AIM
Repeat the listing word for word. No pictures belong in the copy.

MATERIAL TO PROCESS
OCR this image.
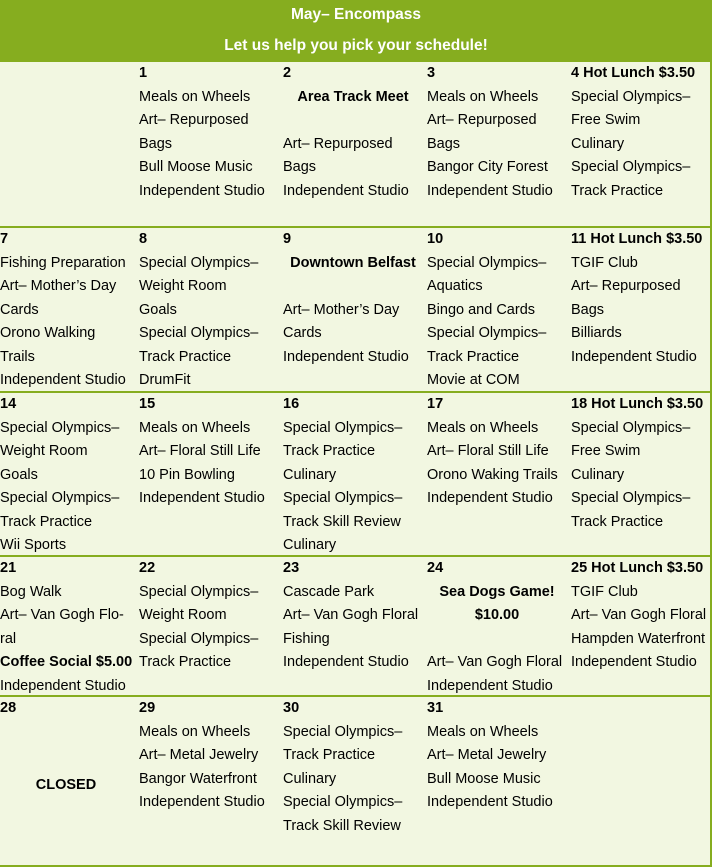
May– Encompass
Let us help you pick your schedule!
1
Meals on Wheels
Art– Repurposed
Bags
Bull Moose Music
Independent Studio
2
Area Track Meet
Art– Repurposed
Bags
Independent Studio
3
Meals on Wheels
Art– Repurposed
Bags
Bangor City Forest
Independent Studio
4 Hot Lunch $3.50
Special Olympics–
Free Swim
Culinary
Special Olympics–
Track Practice
7
Fishing Preparation
Art– Mother’s Day
Cards
Orono Walking
Trails
Independent Studio
8
Special Olympics–
Weight Room
Goals
Special Olympics–
Track Practice
DrumFit
9
Downtown Belfast
Art– Mother’s Day
Cards
Independent Studio
10
Special Olympics–
Aquatics
Bingo and Cards
Special Olympics–
Track Practice
Movie at COM
11 Hot Lunch $3.50
TGIF Club
Art– Repurposed
Bags
Billiards
Independent Studio
14
Special Olympics–
Weight Room
Goals
Special Olympics–
Track Practice
Wii Sports
15
Meals on Wheels
Art– Floral Still Life
10 Pin Bowling
Independent Studio
16
Special Olympics–
Track Practice
Culinary
Special Olympics–
Track Skill Review
Culinary
17
Meals on Wheels
Art– Floral Still Life
Orono Waking Trails
Independent Studio
18 Hot Lunch $3.50
Special Olympics–
Free Swim
Culinary
Special Olympics–
Track Practice
21
Bog Walk
Art– Van Gogh Flo-
ral
Coffee Social $5.00
Independent Studio
22
Special Olympics–
Weight Room
Special Olympics–
Track Practice
23
Cascade Park
Art– Van Gogh Floral
Fishing
Independent Studio
24
Sea Dogs Game!
$10.00
Art– Van Gogh Floral
Independent Studio
25 Hot Lunch $3.50
TGIF Club
Art– Van Gogh Floral
Hampden Waterfront
Independent Studio
28
CLOSED
29
Meals on Wheels
Art– Metal Jewelry
Bangor Waterfront
Independent Studio
30
Special Olympics–
Track Practice
Culinary
Special Olympics–
Track Skill Review
31
Meals on Wheels
Art– Metal Jewelry
Bull Moose Music
Independent Studio
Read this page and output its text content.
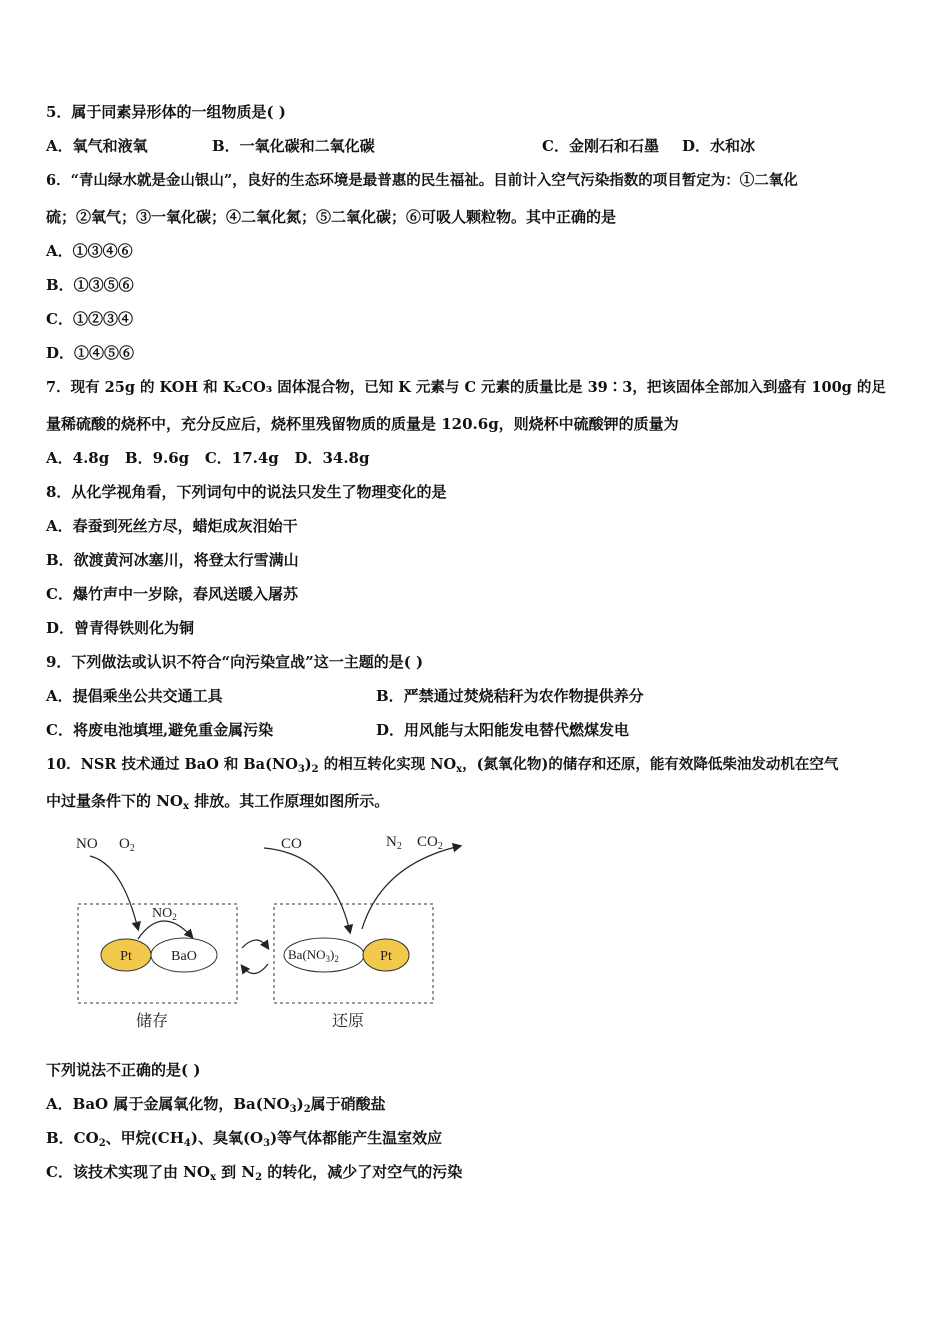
5．属于同素异形体的一组物质是( )
A．氧气和液氧	B．一氧化碳和二氧化碳	C．金刚石和石墨 D．水和冰
6．“青山绿水就是金山银山”，良好的生态环境是最普惠的民生福祉。目前计入空气污染指数的项目暂定为：①二氧化
硫；②氧气；③一氧化碳；④二氧化氮；⑤二氧化碳；⑥可吸人颗粒物。其中正确的是
A．①③④⑥
B．①③⑤⑥
C．①②③④
D．①④⑤⑥
7．现有 25g 的 KOH 和 K₂CO₃ 固体混合物，已知 K 元素与 C 元素的质量比是 39∶3，把该固体全部加入到盛有 100g 的足
量稀硫酸的烧杯中，充分反应后，烧杯里残留物质的质量是 120.6g，则烧杯中硫酸钾的质量为
A．4.8g   B．9.6g   C．17.4g   D．34.8g
8．从化学视角看，下列词句中的说法只发生了物理变化的是
A．春蚕到死丝方尽，蜡炬成灰泪始干
B．欲渡黄河冰塞川，将登太行雪满山
C．爆竹声中一岁除，春风送暖入屠苏
D．曾青得铁则化为铜
9．下列做法或认识不符合“向污染宣战”这一主题的是( )
A．提倡乘坐公共交通工具	B．严禁通过焚烧秸秆为农作物提供养分
C．将废电池填埋,避免重金属污染	D．用风能与太阳能发电替代燃煤发电
10．NSR 技术通过 BaO 和 $Ba(NO_3)_2$ 的相互转化实现 $NO_x$，(氮氧化物)的储存和还原，能有效降低柴油发动机在空气
中过量条件下的 $NO_x$ 排放。其工作原理如图所示。
Pt	BaO	$Ba(NO_3)_2$	Pt
NO $O_2$
$NO_2$
CO	$N_2$ $CO_2$
储存	还原
下列说法不正确的是( )
A．BaO 属于金属氧化物，$Ba(NO_3)_2$属于硝酸盐
B．$CO_2$、甲烷$(CH_4)$、臭氧$(O_3)$等气体都能产生温室效应
C．该技术实现了由 $NO_x$ 到 $N_2$ 的转化，减少了对空气的污染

OUTPUT OF THE TASK
OCR this image.
May– Encompass
Let us help you pick your schedule!
1
Meals on Wheels
Art– Repurposed
Bags
Bull Moose Music
Independent Studio
2
Area Track Meet
Art– Repurposed
Bags
Independent Studio
3
Meals on Wheels
Art– Repurposed
Bags
Bangor City Forest
Independent Studio
4 Hot Lunch $3.50
Special Olympics–
Free Swim
Culinary
Special Olympics–
Track Practice
7
Fishing Preparation
Art– Mother’s Day
Cards
Orono Walking
Trails
Independent Studio
8
Special Olympics–
Weight Room
Goals
Special Olympics–
Track Practice
DrumFit
9
Downtown Belfast
Art– Mother’s Day
Cards
Independent Studio
10
Special Olympics–
Aquatics
Bingo and Cards
Special Olympics–
Track Practice
Movie at COM
11 Hot Lunch $3.50
TGIF Club
Art– Repurposed
Bags
Billiards
Independent Studio
14
Special Olympics–
Weight Room
Goals
Special Olympics–
Track Practice
Wii Sports
15
Meals on Wheels
Art– Floral Still Life
10 Pin Bowling
Independent Studio
16
Special Olympics–
Track Practice
Culinary
Special Olympics–
Track Skill Review
Culinary
17
Meals on Wheels
Art– Floral Still Life
Orono Waking Trails
Independent Studio
18 Hot Lunch $3.50
Special Olympics–
Free Swim
Culinary
Special Olympics–
Track Practice
21
Bog Walk
Art– Van Gogh Flo-
ral
Coffee Social $5.00
Independent Studio
22
Special Olympics–
Weight Room
Special Olympics–
Track Practice
23
Cascade Park
Art– Van Gogh Floral
Fishing
Independent Studio
24
Sea Dogs Game!
$10.00
Art– Van Gogh Floral
Independent Studio
25 Hot Lunch $3.50
TGIF Club
Art– Van Gogh Floral
Hampden Waterfront
Independent Studio
28
CLOSED
29
Meals on Wheels
Art– Metal Jewelry
Bangor Waterfront
Independent Studio
30
Special Olympics–
Track Practice
Culinary
Special Olympics–
Track Skill Review
31
Meals on Wheels
Art– Metal Jewelry
Bull Moose Music
Independent Studio
Read this page and output its text content.
5．属于同素异形体的一组物质是( )
A．氧气和液氧	B．一氧化碳和二氧化碳	C．金刚石和石墨 D．水和冰
6．“青山绿水就是金山银山”，良好的生态环境是最普惠的民生福祉。目前计入空气污染指数的项目暂定为：①二氧化
硫；②氧气；③一氧化碳；④二氧化氮；⑤二氧化碳；⑥可吸人颗粒物。其中正确的是
A．①③④⑥
B．①③⑤⑥
C．①②③④
D．①④⑤⑥
7．现有 25g 的 KOH 和 K₂CO₃ 固体混合物，已知 K 元素与 C 元素的质量比是 39∶3，把该固体全部加入到盛有 100g 的足
量稀硫酸的烧杯中，充分反应后，烧杯里残留物质的质量是 120.6g，则烧杯中硫酸钾的质量为
A．4.8g   B．9.6g   C．17.4g   D．34.8g
8．从化学视角看，下列词句中的说法只发生了物理变化的是
A．春蚕到死丝方尽，蜡炬成灰泪始干
B．欲渡黄河冰塞川，将登太行雪满山
C．爆竹声中一岁除，春风送暖入屠苏
D．曾青得铁则化为铜
9．下列做法或认识不符合“向污染宣战”这一主题的是( )
A．提倡乘坐公共交通工具	B．严禁通过焚烧秸秆为农作物提供养分
C．将废电池填埋,避免重金属污染	D．用风能与太阳能发电替代燃煤发电
10．NSR 技术通过 BaO 和 $Ba(NO_3)_2$ 的相互转化实现 $NO_x$，(氮氧化物)的储存和还原，能有效降低柴油发动机在空气
中过量条件下的 $NO_x$ 排放。其工作原理如图所示。
Pt	BaO	$Ba(NO_3)_2$	Pt
NO $O_2$
$NO_2$
CO	$N_2$ $CO_2$
储存	还原
下列说法不正确的是( )
A．BaO 属于金属氧化物，$Ba(NO_3)_2$属于硝酸盐
B．$CO_2$、甲烷$(CH_4)$、臭氧$(O_3)$等气体都能产生温室效应
C．该技术实现了由 $NO_x$ 到 $N_2$ 的转化，减少了对空气的污染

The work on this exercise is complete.